▶ [WRITTEN REQUEST]: Locate each line with the string "from" in the listing below and copy it.

◇ ◇ ◇ ◇

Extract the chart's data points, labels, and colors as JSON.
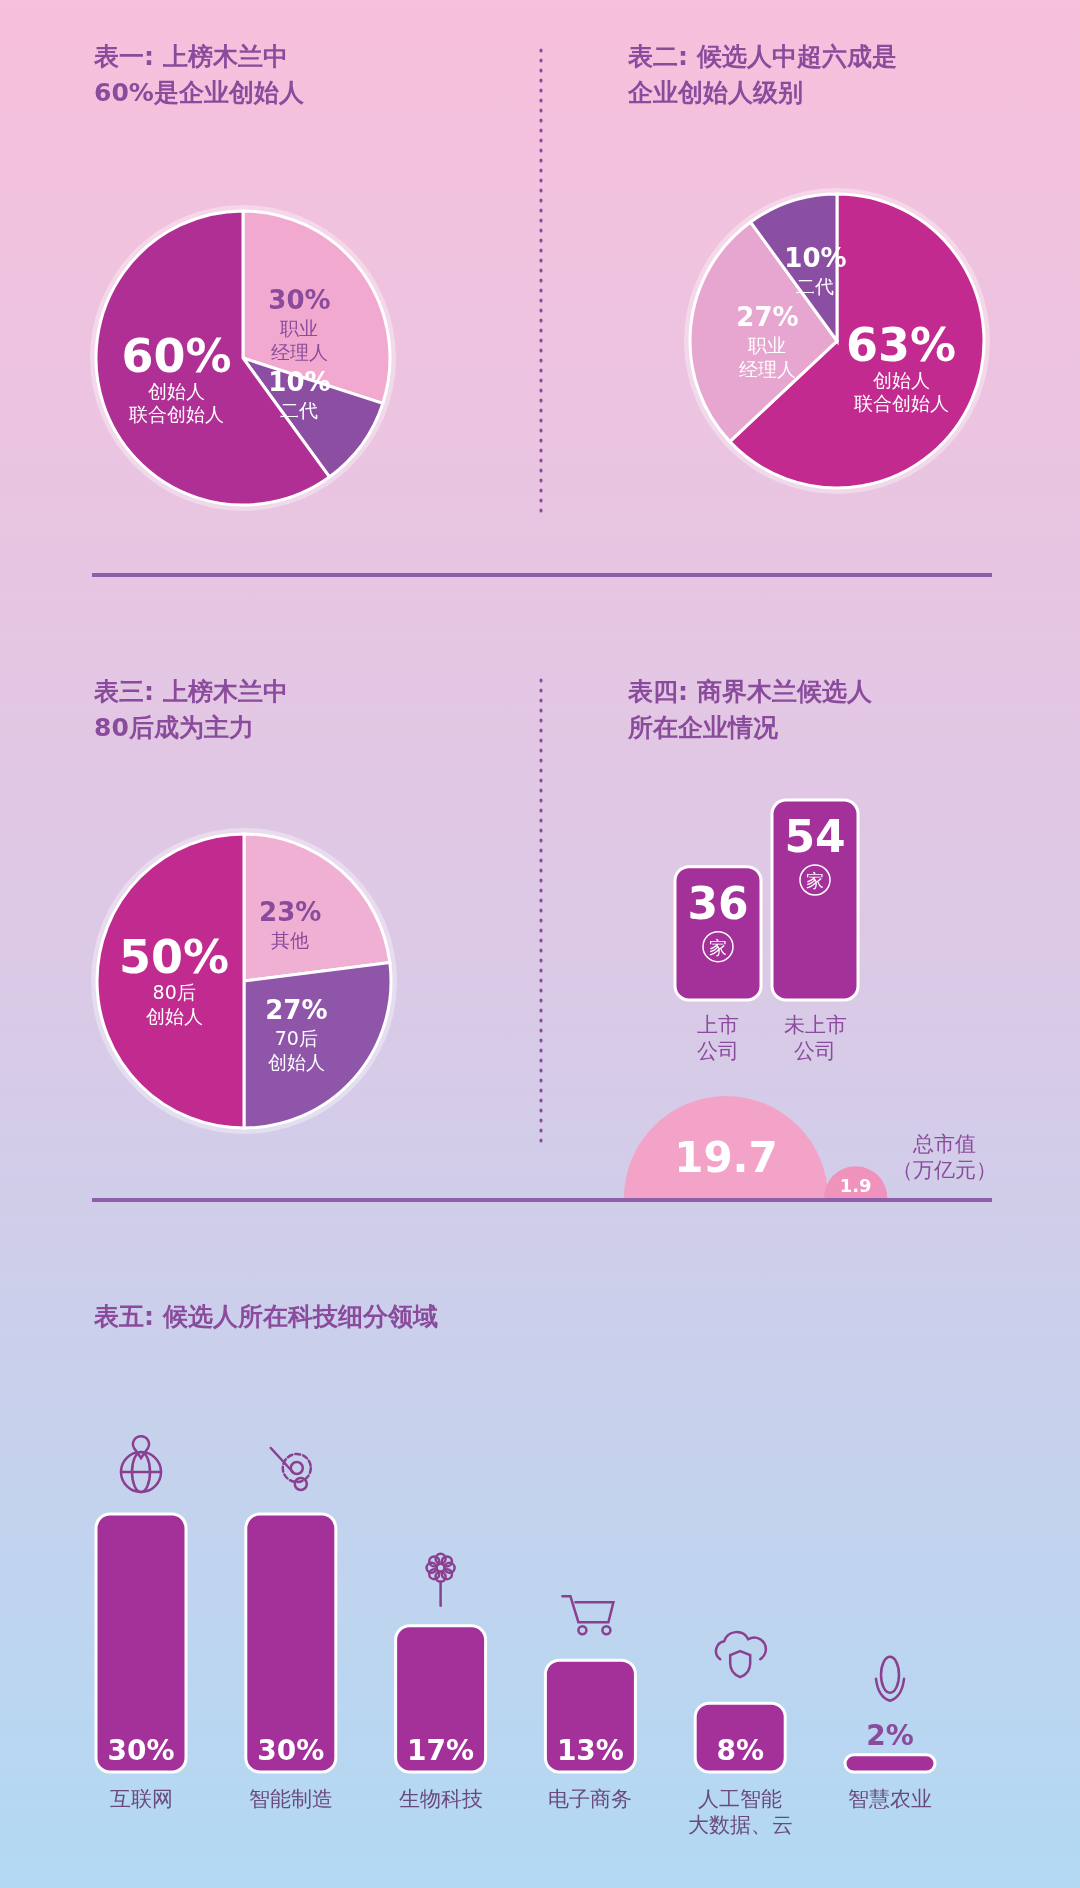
{
  "chart_data": [
    {
      "type": "pie",
      "title": "表一: 上榜木兰中60%是企业创始人",
      "categories": [
        "职业经理人",
        "二代",
        "创始人联合创始人"
      ],
      "values": [
        30,
        10,
        60
      ],
      "colors": [
        "#f2a9cf",
        "#8c4ea3",
        "#b02f95"
      ],
      "value_labels": [
        "30%",
        "10%",
        "60%"
      ],
      "legend": false
    },
    {
      "type": "pie",
      "title": "表二: 候选人中超六成是企业创始人级别",
      "categories": [
        "创始人联合创始人",
        "职业经理人",
        "二代"
      ],
      "values": [
        63,
        27,
        10
      ],
      "colors": [
        "#c22a8f",
        "#e6a6cf",
        "#8a4fa3"
      ],
      "value_labels": [
        "63%",
        "27%",
        "10%"
      ],
      "legend": false
    },
    {
      "type": "pie",
      "title": "表三: 上榜木兰中80后成为主力",
      "categories": [
        "其他",
        "70后创始人",
        "80后创始人"
      ],
      "values": [
        23,
        27,
        50
      ],
      "colors": [
        "#efb0d4",
        "#8e55a8",
        "#c12a8e"
      ],
      "value_labels": [
        "23%",
        "27%",
        "50%"
      ],
      "legend": false
    },
    {
      "type": "bar",
      "title": "表四: 商界木兰候选人所在企业情况",
      "categories": [
        "上市公司",
        "未上市公司"
      ],
      "values": [
        36,
        54
      ],
      "color": "#a4309a",
      "data_labels": true,
      "annotations": [
        "家",
        "家"
      ]
    },
    {
      "type": "other",
      "ylabel": "总市值（万亿元）",
      "categories": [
        null,
        null
      ],
      "values": [
        19.7,
        1.9
      ],
      "colors": [
        "#f3a3c8",
        "#ef93bd"
      ],
      "data_labels": true
    },
    {
      "type": "bar",
      "title": "表五: 候选人所在科技细分领域",
      "categories": [
        "互联网",
        "智能制造",
        "生物科技",
        "电子商务",
        "人工智能大数据、云",
        "智慧农业"
      ],
      "values": [
        30,
        30,
        17,
        13,
        8,
        2
      ],
      "color": "#a4309a",
      "value_labels": [
        "30%",
        "30%",
        "17%",
        "13%",
        "8%",
        "2%"
      ]
    }
  ]
}
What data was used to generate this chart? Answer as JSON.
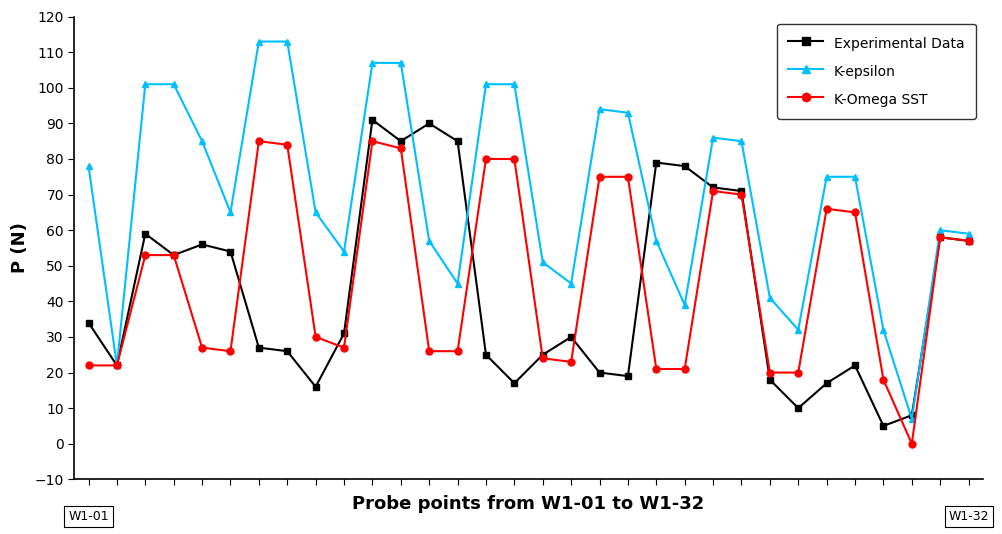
{
  "xlabel": "Probe points from W1-01 to W1-32",
  "ylabel": "P (N)",
  "ylim": [
    -10.0,
    120.0
  ],
  "yticks": [
    -10.0,
    0.0,
    10.0,
    20.0,
    30.0,
    40.0,
    50.0,
    60.0,
    70.0,
    80.0,
    90.0,
    100.0,
    110.0,
    120.0
  ],
  "x_label_left": "W1-01",
  "x_label_right": "W1-32",
  "experimental": [
    34,
    22,
    59,
    53,
    56,
    54,
    27,
    26,
    16,
    31,
    91,
    85,
    90,
    85,
    25,
    17,
    25,
    30,
    20,
    19,
    79,
    78,
    72,
    71,
    18,
    10,
    17,
    22,
    5,
    8,
    58,
    57
  ],
  "k_epsilon": [
    78,
    22,
    101,
    101,
    85,
    65,
    113,
    113,
    65,
    54,
    107,
    107,
    57,
    45,
    101,
    101,
    51,
    45,
    94,
    93,
    57,
    39,
    86,
    85,
    41,
    32,
    75,
    75,
    32,
    7,
    60,
    59
  ],
  "k_omega": [
    22,
    22,
    53,
    53,
    27,
    26,
    85,
    84,
    30,
    27,
    85,
    83,
    26,
    26,
    80,
    80,
    24,
    23,
    75,
    75,
    21,
    21,
    71,
    70,
    20,
    20,
    66,
    65,
    18,
    0,
    58,
    57
  ],
  "exp_color": "#000000",
  "keps_color": "#00bfff",
  "komega_color": "#ff0000",
  "linewidth": 1.5,
  "markersize": 5
}
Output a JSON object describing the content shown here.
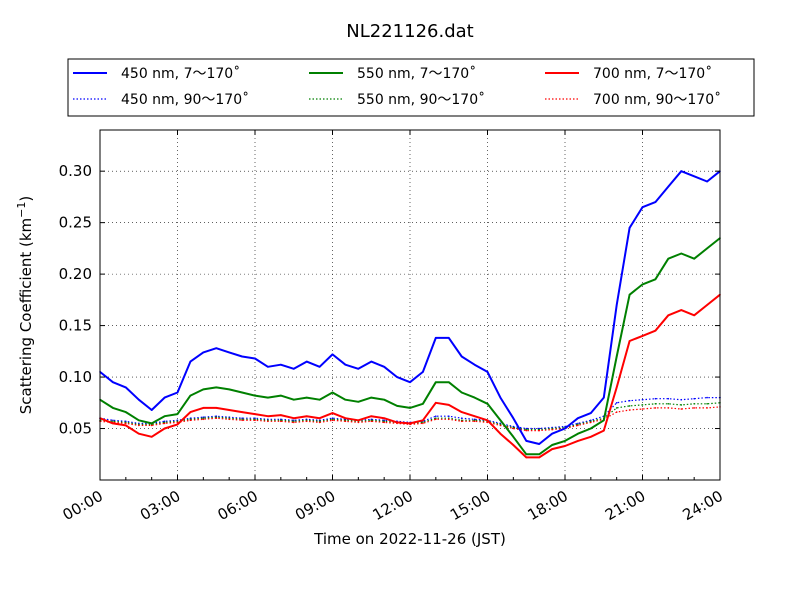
{
  "chart_data": {
    "type": "line",
    "title": "NL221126.dat",
    "xlabel": "Time on 2022-11-26 (JST)",
    "ylabel_main": "Scattering Coefficient (km",
    "ylabel_sup": "−1",
    "ylabel_close": ")",
    "xlim": [
      0,
      24
    ],
    "ylim": [
      0.0,
      0.34
    ],
    "grid": true,
    "legend_position": "top",
    "x_ticks": [
      0,
      3,
      6,
      9,
      12,
      15,
      18,
      21,
      24
    ],
    "x_tick_labels": [
      "00:00",
      "03:00",
      "06:00",
      "09:00",
      "12:00",
      "15:00",
      "18:00",
      "21:00",
      "24:00"
    ],
    "y_ticks": [
      0.05,
      0.1,
      0.15,
      0.2,
      0.25,
      0.3
    ],
    "y_tick_labels": [
      "0.05",
      "0.10",
      "0.15",
      "0.20",
      "0.25",
      "0.30"
    ],
    "x": [
      0.0,
      0.5,
      1.0,
      1.5,
      2.0,
      2.5,
      3.0,
      3.5,
      4.0,
      4.5,
      5.0,
      5.5,
      6.0,
      6.5,
      7.0,
      7.5,
      8.0,
      8.5,
      9.0,
      9.5,
      10.0,
      10.5,
      11.0,
      11.5,
      12.0,
      12.5,
      13.0,
      13.5,
      14.0,
      14.5,
      15.0,
      15.5,
      16.0,
      16.5,
      17.0,
      17.5,
      18.0,
      18.5,
      19.0,
      19.5,
      20.0,
      20.5,
      21.0,
      21.5,
      22.0,
      22.5,
      23.0,
      23.5,
      24.0
    ],
    "series": [
      {
        "name": "450 nm, 7～170˚",
        "color": "#0000ff",
        "style": "solid",
        "values": [
          0.105,
          0.095,
          0.09,
          0.078,
          0.068,
          0.08,
          0.085,
          0.115,
          0.124,
          0.128,
          0.124,
          0.12,
          0.118,
          0.11,
          0.112,
          0.108,
          0.115,
          0.11,
          0.122,
          0.112,
          0.108,
          0.115,
          0.11,
          0.1,
          0.095,
          0.105,
          0.138,
          0.138,
          0.12,
          0.112,
          0.105,
          0.08,
          0.06,
          0.038,
          0.035,
          0.045,
          0.05,
          0.06,
          0.065,
          0.08,
          0.17,
          0.245,
          0.265,
          0.27,
          0.285,
          0.3,
          0.295,
          0.29,
          0.3
        ]
      },
      {
        "name": "450 nm, 90～170˚",
        "color": "#0000ff",
        "style": "dotted",
        "values": [
          0.06,
          0.058,
          0.057,
          0.055,
          0.055,
          0.057,
          0.058,
          0.06,
          0.061,
          0.062,
          0.061,
          0.06,
          0.06,
          0.059,
          0.059,
          0.058,
          0.059,
          0.058,
          0.06,
          0.059,
          0.058,
          0.059,
          0.058,
          0.057,
          0.056,
          0.057,
          0.062,
          0.062,
          0.06,
          0.059,
          0.058,
          0.055,
          0.052,
          0.05,
          0.05,
          0.051,
          0.052,
          0.055,
          0.058,
          0.062,
          0.075,
          0.077,
          0.078,
          0.079,
          0.079,
          0.078,
          0.079,
          0.08,
          0.08
        ]
      },
      {
        "name": "550 nm, 7～170˚",
        "color": "#008000",
        "style": "solid",
        "values": [
          0.078,
          0.07,
          0.066,
          0.058,
          0.055,
          0.062,
          0.064,
          0.082,
          0.088,
          0.09,
          0.088,
          0.085,
          0.082,
          0.08,
          0.082,
          0.078,
          0.08,
          0.078,
          0.085,
          0.078,
          0.076,
          0.08,
          0.078,
          0.072,
          0.07,
          0.074,
          0.095,
          0.095,
          0.085,
          0.08,
          0.074,
          0.058,
          0.042,
          0.025,
          0.025,
          0.034,
          0.038,
          0.045,
          0.05,
          0.058,
          0.12,
          0.18,
          0.19,
          0.195,
          0.215,
          0.22,
          0.215,
          0.225,
          0.235
        ]
      },
      {
        "name": "550 nm, 90～170˚",
        "color": "#008000",
        "style": "dotted",
        "values": [
          0.058,
          0.057,
          0.056,
          0.054,
          0.054,
          0.056,
          0.057,
          0.059,
          0.06,
          0.061,
          0.06,
          0.059,
          0.059,
          0.058,
          0.058,
          0.057,
          0.058,
          0.057,
          0.059,
          0.058,
          0.057,
          0.058,
          0.057,
          0.056,
          0.055,
          0.056,
          0.06,
          0.06,
          0.058,
          0.058,
          0.057,
          0.054,
          0.051,
          0.049,
          0.049,
          0.05,
          0.051,
          0.054,
          0.057,
          0.06,
          0.07,
          0.072,
          0.073,
          0.074,
          0.074,
          0.073,
          0.074,
          0.074,
          0.075
        ]
      },
      {
        "name": "700 nm, 7～170˚",
        "color": "#ff0000",
        "style": "solid",
        "values": [
          0.06,
          0.055,
          0.053,
          0.045,
          0.042,
          0.05,
          0.054,
          0.066,
          0.07,
          0.07,
          0.068,
          0.066,
          0.064,
          0.062,
          0.063,
          0.06,
          0.062,
          0.06,
          0.065,
          0.06,
          0.058,
          0.062,
          0.06,
          0.056,
          0.055,
          0.058,
          0.075,
          0.073,
          0.066,
          0.062,
          0.058,
          0.045,
          0.034,
          0.022,
          0.022,
          0.03,
          0.033,
          0.038,
          0.042,
          0.048,
          0.09,
          0.135,
          0.14,
          0.145,
          0.16,
          0.165,
          0.16,
          0.17,
          0.18
        ]
      },
      {
        "name": "700 nm, 90～170˚",
        "color": "#ff0000",
        "style": "dotted",
        "values": [
          0.057,
          0.056,
          0.055,
          0.053,
          0.053,
          0.055,
          0.056,
          0.058,
          0.059,
          0.06,
          0.059,
          0.058,
          0.058,
          0.057,
          0.057,
          0.056,
          0.057,
          0.056,
          0.058,
          0.057,
          0.056,
          0.057,
          0.056,
          0.055,
          0.054,
          0.055,
          0.059,
          0.059,
          0.057,
          0.057,
          0.056,
          0.053,
          0.05,
          0.048,
          0.048,
          0.049,
          0.05,
          0.053,
          0.056,
          0.059,
          0.066,
          0.068,
          0.069,
          0.07,
          0.07,
          0.069,
          0.07,
          0.07,
          0.071
        ]
      }
    ]
  }
}
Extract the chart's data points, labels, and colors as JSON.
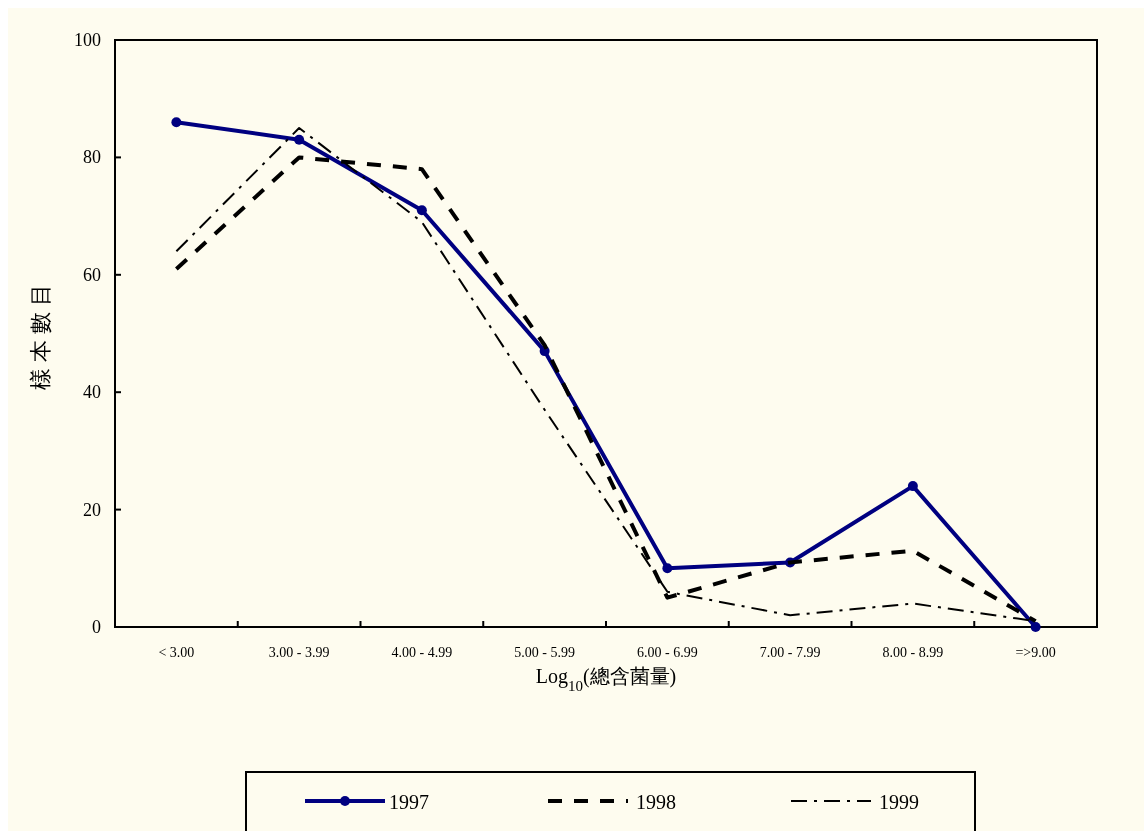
{
  "chart_data": {
    "type": "line",
    "xlabel": "Log$_{10}$(總含菌量)",
    "ylabel": "樣本數目",
    "categories": [
      "< 3.00",
      "3.00 - 3.99",
      "4.00 - 4.99",
      "5.00 - 5.99",
      "6.00 - 6.99",
      "7.00 - 7.99",
      "8.00 - 8.99",
      "=>9.00"
    ],
    "series": [
      {
        "name": "1997",
        "color": "#000080",
        "marker": "circle",
        "line_style": "solid",
        "values": [
          86,
          83,
          71,
          47,
          10,
          11,
          24,
          0
        ]
      },
      {
        "name": "1998",
        "color": "#000000",
        "marker": "none",
        "line_style": "dashed",
        "values": [
          61,
          80,
          78,
          48,
          5,
          11,
          13,
          1
        ]
      },
      {
        "name": "1999",
        "color": "#000000",
        "marker": "none",
        "line_style": "dashdot",
        "values": [
          64,
          85,
          69,
          37,
          6,
          2,
          4,
          1
        ]
      }
    ],
    "ylim": [
      0,
      100
    ],
    "yticks": [
      0,
      20,
      40,
      60,
      80,
      100
    ],
    "legend": "bottom"
  }
}
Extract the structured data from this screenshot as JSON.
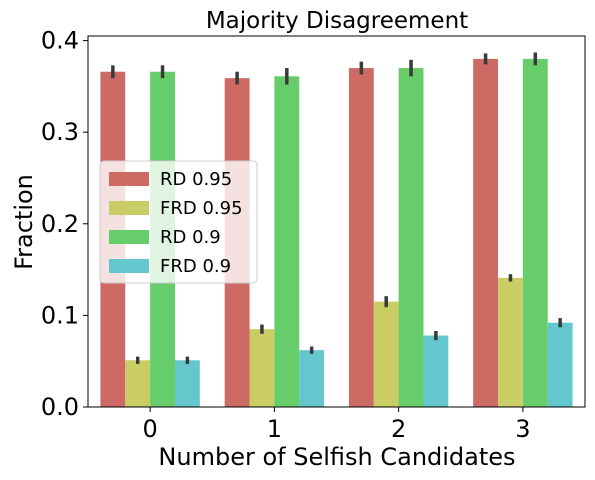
{
  "chart_data": {
    "type": "bar",
    "title": "Majority Disagreement",
    "xlabel": "Number of Selfish Candidates",
    "ylabel": "Fraction",
    "categories": [
      "0",
      "1",
      "2",
      "3"
    ],
    "ylim": [
      0,
      0.405
    ],
    "yticks": [
      0.0,
      0.1,
      0.2,
      0.3,
      0.4
    ],
    "ytick_labels": [
      "0.0",
      "0.1",
      "0.2",
      "0.3",
      "0.4"
    ],
    "legend_position": "center-left",
    "grid": false,
    "series": [
      {
        "name": "RD 0.95",
        "color": "#cd6a64",
        "values": [
          0.366,
          0.359,
          0.37,
          0.38
        ],
        "err": [
          0.007,
          0.007,
          0.007,
          0.006
        ]
      },
      {
        "name": "FRD 0.95",
        "color": "#c9cd64",
        "values": [
          0.051,
          0.085,
          0.115,
          0.141
        ],
        "err": [
          0.004,
          0.005,
          0.006,
          0.004
        ]
      },
      {
        "name": "RD 0.9",
        "color": "#66cd6a",
        "values": [
          0.366,
          0.361,
          0.37,
          0.38
        ],
        "err": [
          0.007,
          0.009,
          0.009,
          0.007
        ]
      },
      {
        "name": "FRD 0.9",
        "color": "#64c7cd",
        "values": [
          0.051,
          0.062,
          0.078,
          0.092
        ],
        "err": [
          0.004,
          0.004,
          0.005,
          0.005
        ]
      }
    ]
  }
}
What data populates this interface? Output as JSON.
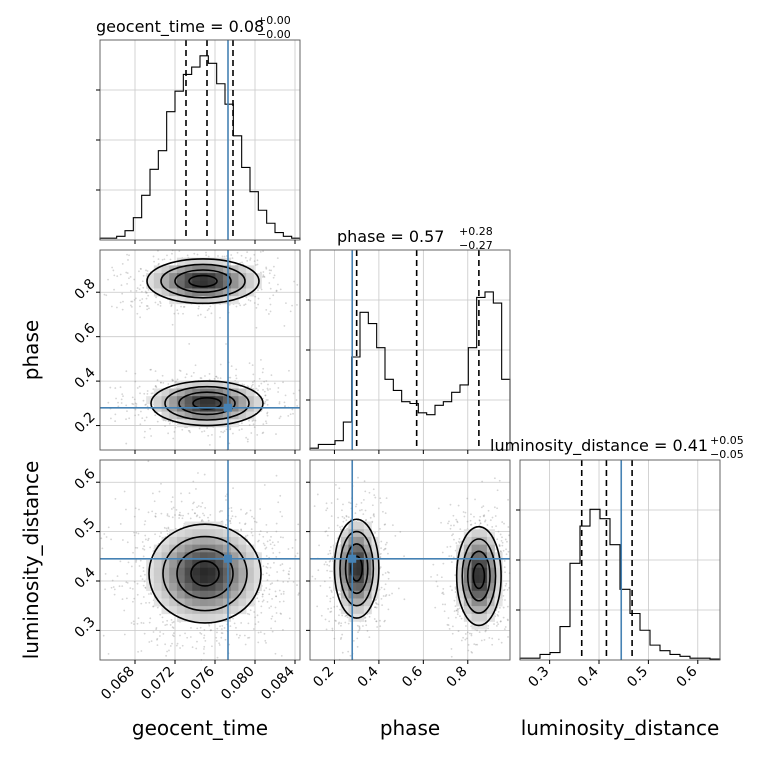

◇ ◇ ◇ ◇

▶ [RESPONSE TO THIS TASK]:
  "xlabel": "Probe points from W1-01 to W1-32",
Extract the structured data from this screenshot as JSON.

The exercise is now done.